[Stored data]
[Begin]
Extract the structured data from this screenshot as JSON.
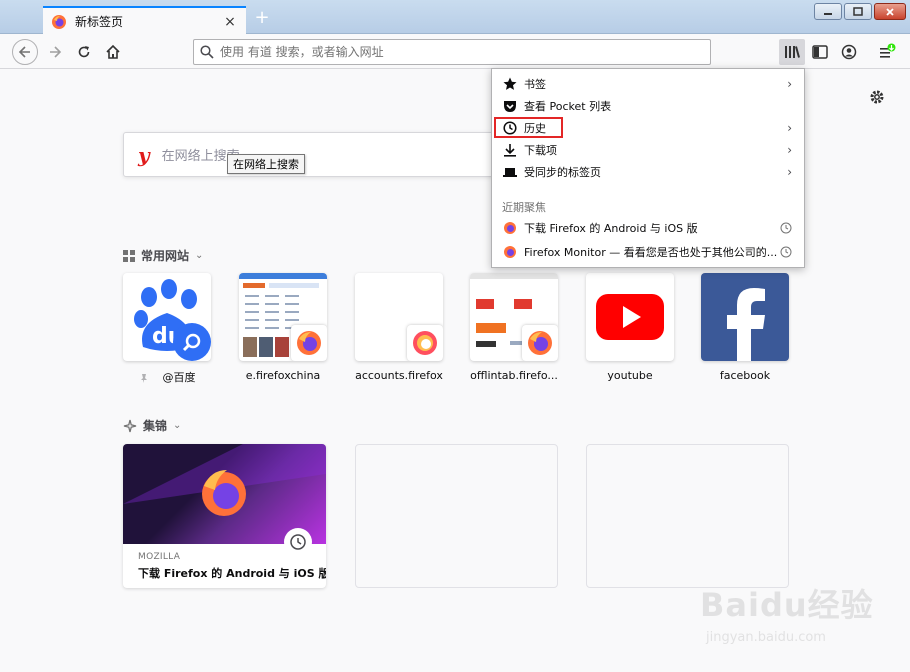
{
  "window": {
    "tab_title": "新标签页",
    "tab_close": "×",
    "new_tab": "+"
  },
  "toolbar": {
    "url_placeholder": "使用 有道 搜索，或者输入网址"
  },
  "search": {
    "placeholder": "在网络上搜索",
    "tooltip": "在网络上搜索"
  },
  "top_sites": {
    "title": "常用网站",
    "sites": [
      {
        "label": "@百度"
      },
      {
        "label": "e.firefoxchina"
      },
      {
        "label": "accounts.firefox"
      },
      {
        "label": "offlintab.firefo..."
      },
      {
        "label": "youtube"
      },
      {
        "label": "facebook"
      }
    ]
  },
  "highlights": {
    "title": "集锦",
    "cards": [
      {
        "source": "MOZILLA",
        "title": "下载 Firefox 的 Android 与 iOS 版"
      }
    ]
  },
  "library_menu": {
    "items": [
      {
        "label": "书签",
        "icon": "star-icon"
      },
      {
        "label": "查看 Pocket 列表",
        "icon": "pocket-icon"
      },
      {
        "label": "历史",
        "icon": "clock-icon"
      },
      {
        "label": "下载项",
        "icon": "download-icon"
      },
      {
        "label": "受同步的标签页",
        "icon": "synced-tabs-icon"
      }
    ],
    "recent_header": "近期聚焦",
    "recent": [
      {
        "label": "下载 Firefox 的 Android 与 iOS 版"
      },
      {
        "label": "Firefox Monitor — 看看您是否也处于其他公司的..."
      }
    ]
  },
  "watermark": {
    "brand": "Baidu经验",
    "url": "jingyan.baidu.com"
  },
  "colors": {
    "accent": "#0a84ff",
    "highlight_box": "#e32626",
    "firefox_orange": "#ff7139"
  }
}
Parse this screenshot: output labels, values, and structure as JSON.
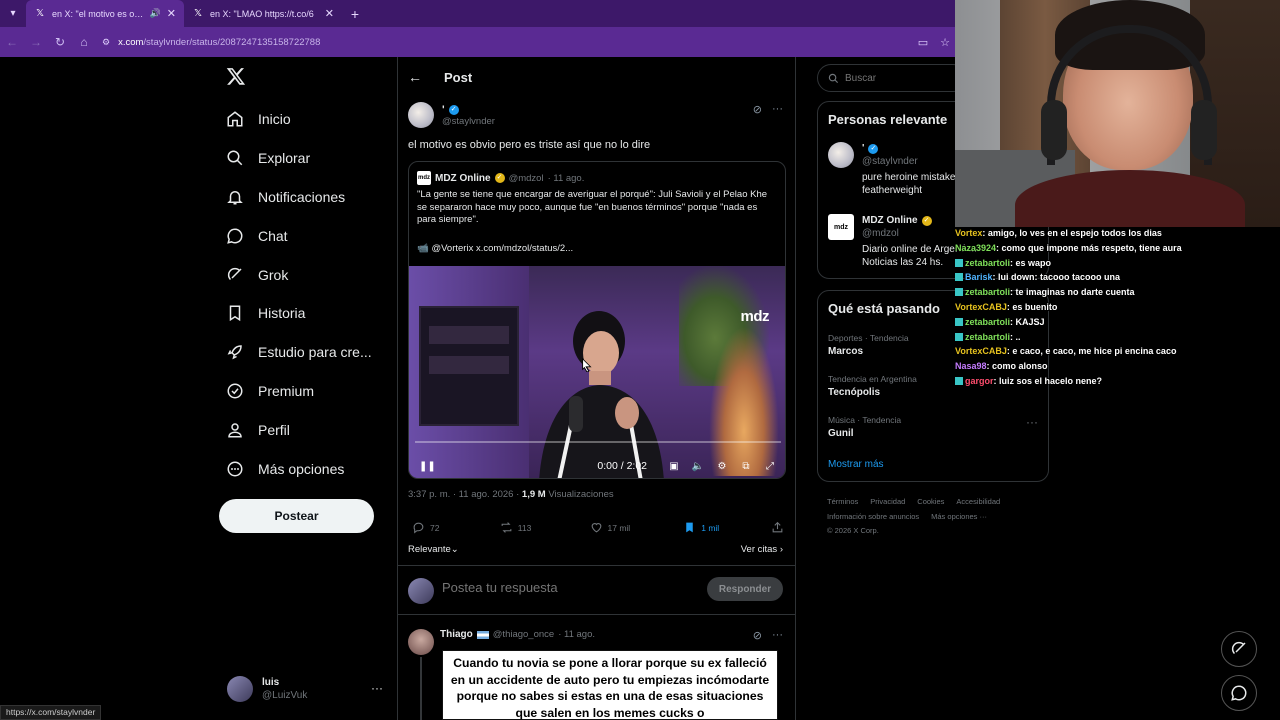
{
  "browser": {
    "tabs": [
      {
        "title": "en X: \"el motivo es obvio pero es triste así que no lo dire\"",
        "active": true
      },
      {
        "title": "en X: \"LMAO https://t.co/6",
        "active": false
      }
    ],
    "url_host": "x.com",
    "url_path": "/staylvnder/status/2087247135158722788",
    "status_url": "https://x.com/staylvnder"
  },
  "nav": {
    "items": [
      {
        "label": "Inicio",
        "icon": "home-icon"
      },
      {
        "label": "Explorar",
        "icon": "search-icon"
      },
      {
        "label": "Notificaciones",
        "icon": "bell-icon"
      },
      {
        "label": "Chat",
        "icon": "chat-icon"
      },
      {
        "label": "Grok",
        "icon": "grok-icon"
      },
      {
        "label": "Historia",
        "icon": "bookmark-icon"
      },
      {
        "label": "Estudio para cre...",
        "icon": "rocket-icon"
      },
      {
        "label": "Premium",
        "icon": "verified-icon"
      },
      {
        "label": "Perfil",
        "icon": "person-icon"
      },
      {
        "label": "Más opciones",
        "icon": "more-circle-icon"
      }
    ],
    "post_button": "Postear",
    "account": {
      "name": "luis",
      "handle": "@LuizVuk"
    }
  },
  "post": {
    "header_title": "Post",
    "author_name": "'",
    "author_handle": "@staylvnder",
    "text": "el motivo es obvio pero es triste así que no lo dire",
    "quote": {
      "logo": "mdz",
      "name": "MDZ Online",
      "handle": "@mdzol",
      "date": "· 11 ago.",
      "text": "\"La gente se tiene que encargar de averiguar el porqué\": Juli Savioli y el Pelao Khe se separaron hace muy poco, aunque fue \"en buenos términos\" porque \"nada es para siempre\".",
      "link": "📹 @Vorterix  x.com/mdzol/status/2...",
      "video_mark": "mdz",
      "video_time": "0:00 / 2:02"
    },
    "timestamp": "3:37 p. m. · 11 ago. 2026 ·",
    "views_count": "1,9 M",
    "views_label": "Visualizaciones",
    "actions": {
      "replies": "72",
      "reposts": "113",
      "likes": "17 mil",
      "bookmarks": "1 mil"
    },
    "sort_label": "Relevante",
    "view_quotes": "Ver citas",
    "reply_placeholder": "Postea tu respuesta",
    "reply_button": "Responder",
    "reply": {
      "name": "Thiago",
      "handle": "@thiago_once",
      "date": "· 11 ago.",
      "meme_text": "Cuando tu novia se pone a llorar porque su ex falleció en un accidente de auto pero tu empiezas incómodarte porque no sabes si estas en una de esas situaciones que salen en los memes cucks o"
    }
  },
  "sidebar": {
    "search_placeholder": "Buscar",
    "relevant_title": "Personas relevante",
    "people": [
      {
        "name": "'",
        "handle": "@staylvnder",
        "bio": "pure heroine mistake featherweight"
      },
      {
        "name": "MDZ Online",
        "handle": "@mdzol",
        "bio": "Diario online de Argentina. Noticias las 24 hs."
      }
    ],
    "trends_title": "Qué está pasando",
    "trends": [
      {
        "context": "Deportes · Tendencia",
        "name": "Marcos"
      },
      {
        "context": "Tendencia en Argentina",
        "name": "Tecnópolis"
      },
      {
        "context": "Música · Tendencia",
        "name": "Gunil"
      }
    ],
    "show_more": "Mostrar más",
    "footer": [
      "Términos",
      "Privacidad",
      "Cookies",
      "Accesibilidad",
      "Información sobre anuncios",
      "Más opciones ···",
      "© 2026 X Corp."
    ]
  },
  "chat": {
    "messages": [
      {
        "user": "Vortex",
        "user_color": "#e6c21f",
        "badge": false,
        "text": "amigo, lo ves en el espejo todos los dias"
      },
      {
        "user": "Naza3924",
        "user_color": "#7fe05a",
        "badge": false,
        "text": "como que impone más respeto, tiene aura"
      },
      {
        "user": "zetabartoli",
        "user_color": "#7fe05a",
        "badge": true,
        "text": "es wapo"
      },
      {
        "user": "Barisk",
        "user_color": "#4fb3ff",
        "badge": true,
        "text": "lui down: tacooo tacooo una"
      },
      {
        "user": "zetabartoli",
        "user_color": "#7fe05a",
        "badge": true,
        "text": "te imaginas no darte cuenta"
      },
      {
        "user": "VortexCABJ",
        "user_color": "#e6c21f",
        "badge": false,
        "text": "es buenito"
      },
      {
        "user": "zetabartoli",
        "user_color": "#7fe05a",
        "badge": true,
        "text": "KAJSJ"
      },
      {
        "user": "zetabartoli",
        "user_color": "#7fe05a",
        "badge": true,
        "text": ".."
      },
      {
        "user": "VortexCABJ",
        "user_color": "#e6c21f",
        "badge": false,
        "text": "e caco, e caco, me hice pi encina caco"
      },
      {
        "user": "Nasa98",
        "user_color": "#c57cff",
        "badge": false,
        "text": "como alonso"
      },
      {
        "user": "gargor",
        "user_color": "#ff4d6d",
        "badge": true,
        "text": "luiz sos el hacelo nene?"
      }
    ]
  },
  "colors": {
    "accent": "#1d9bf0",
    "tabbar": "#3d1869",
    "addressbar": "#5a2a93"
  }
}
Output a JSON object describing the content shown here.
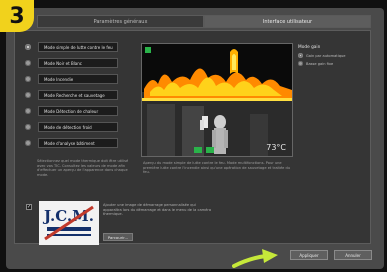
{
  "step_number": "3",
  "tabs": [
    {
      "label": "Paramètres généraux",
      "active": false
    },
    {
      "label": "Interface utilisateur",
      "active": true
    }
  ],
  "modes": [
    {
      "label": "Mode simple de lutte contre le feu",
      "selected": true
    },
    {
      "label": "Mode Noir et Blanc",
      "selected": false
    },
    {
      "label": "Mode Incendie",
      "selected": false
    },
    {
      "label": "Mode Recherche et sauvetage",
      "selected": false
    },
    {
      "label": "Mode Détection de chaleur",
      "selected": false
    },
    {
      "label": "Mode de détection froid",
      "selected": false
    },
    {
      "label": "Mode d'analyse bâtiment",
      "selected": false
    }
  ],
  "desc_left": "Sélectionnez quel mode thermique doit être utilisé avec vos TIC. Consultez les valeurs de mode afin d'effectuer un aperçu de l'apparence dans chaque mode.",
  "desc_right": "Aperçu du mode simple de lutte contre le feu. Mode multifonctions. Pour une première lutte contre l'incendie ainsi qu'une opération de sauvetage et traitée du feu.",
  "camera": {
    "temperature": "73°C"
  },
  "gain": {
    "title": "Mode gain",
    "options": [
      {
        "label": "Gain par automatique",
        "selected": true
      },
      {
        "label": "Basse gain fixe",
        "selected": false
      }
    ]
  },
  "startup_logo": {
    "checked": true,
    "logo_text": "J.C.M.",
    "description": "Ajouter une image de démarrage personnalisée qui apparaîtra lors du démarrage et dans le menu de la caméra thermique.",
    "browse_label": "Parcourir..."
  },
  "footer": {
    "apply_label": "Appliquer",
    "cancel_label": "Annuler"
  },
  "colors": {
    "badge": "#f1d21c",
    "arrow": "#c6e83a",
    "flame": "#ffb000"
  }
}
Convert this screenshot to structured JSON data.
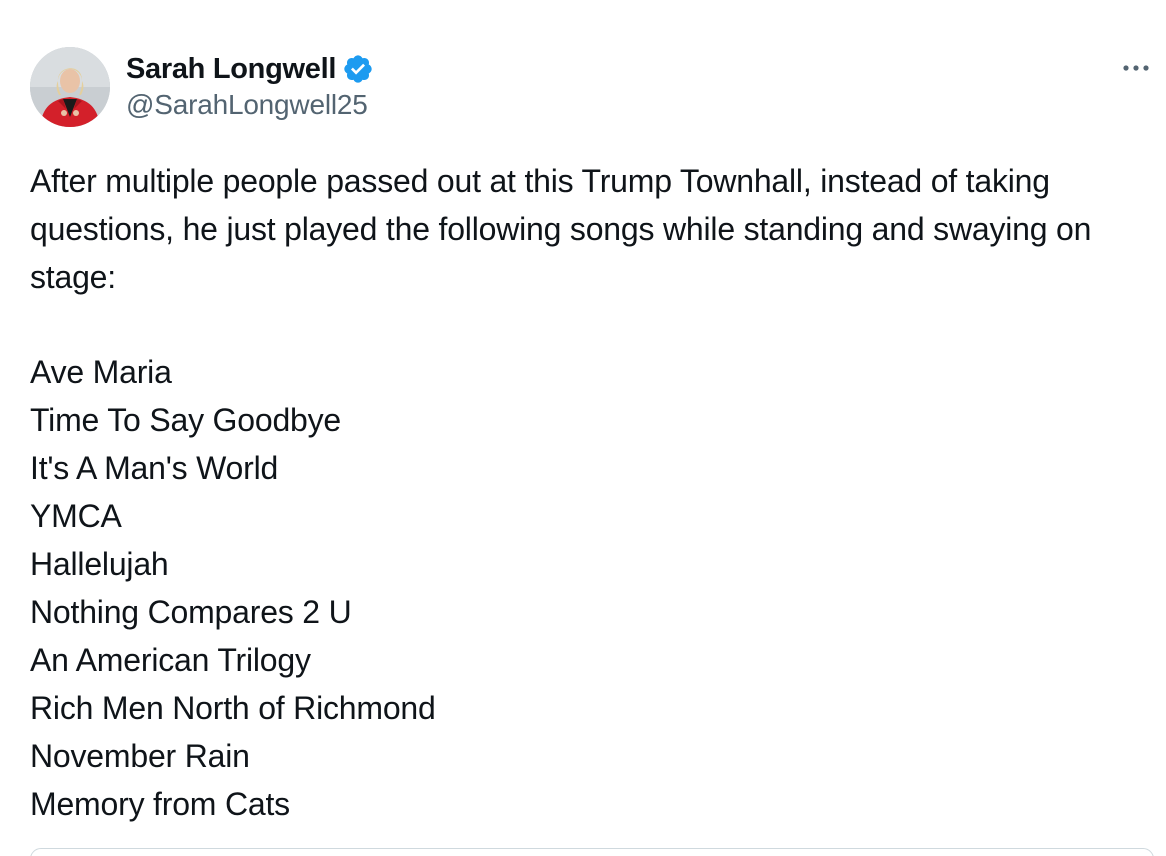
{
  "author": {
    "display_name": "Sarah Longwell",
    "handle": "@SarahLongwell25",
    "verified": true,
    "avatar_icon": "profile-photo",
    "verified_icon": "verified-badge-icon"
  },
  "colors": {
    "text_primary": "#0f1419",
    "text_secondary": "#536471",
    "verified_blue": "#1d9bf0",
    "border": "#cfd9de"
  },
  "tweet": {
    "intro": "After multiple people passed out at this Trump Townhall, instead of taking questions, he just played the following songs while standing and swaying on stage:",
    "songs": [
      "Ave Maria",
      "Time To Say Goodbye",
      "It's A Man's World",
      "YMCA",
      "Hallelujah",
      "Nothing Compares 2 U",
      "An American Trilogy",
      "Rich Men North of Richmond",
      "November Rain",
      "Memory from Cats"
    ]
  },
  "actions": {
    "more_icon": "more-options-icon"
  }
}
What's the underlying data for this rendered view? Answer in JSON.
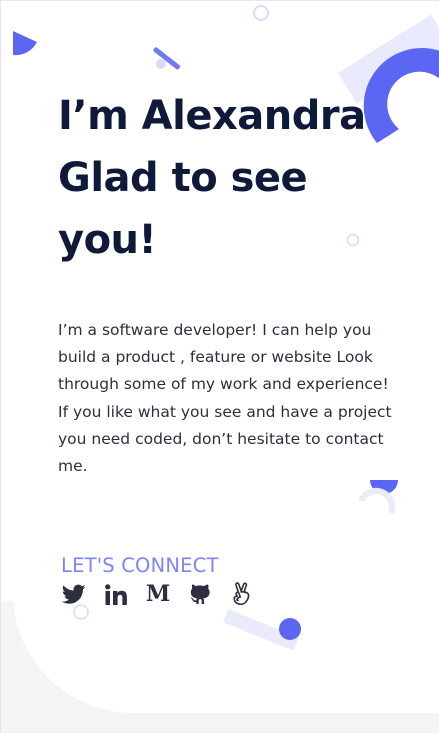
{
  "hero": {
    "headline_line1": "I’m Alexandra",
    "headline_line2": "Glad to see",
    "headline_line3": "you!",
    "bio": "I’m a software developer! I can help you build a product , feature or website Look through some of my work and experience! If you like what you see and have a project you need coded, don’t hesitate to contact me."
  },
  "connect": {
    "label": "LET'S CONNECT",
    "links": [
      {
        "icon": "twitter-icon"
      },
      {
        "icon": "linkedin-icon"
      },
      {
        "icon": "medium-icon",
        "glyph": "M"
      },
      {
        "icon": "github-icon"
      },
      {
        "icon": "angellist-icon"
      }
    ]
  },
  "colors": {
    "accent": "#5b67f3",
    "accent_light": "#7c85f5",
    "decor_pale": "#e9ebfd",
    "heading": "#0f1a3a",
    "body_text": "#2b2f3f"
  }
}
[End]
| Stated problem |
From the data above, pick out each line containing "sauvetage" and copy it.

| Output for this task |
      "label": "Mode Recherche et sauvetage",
  "desc_right": "Aperçu du mode simple de lutte contre le feu. Mode multifonctions. Pour une première lutte contre l'incendie ainsi qu'une opération de sauvetage et traitée du feu.",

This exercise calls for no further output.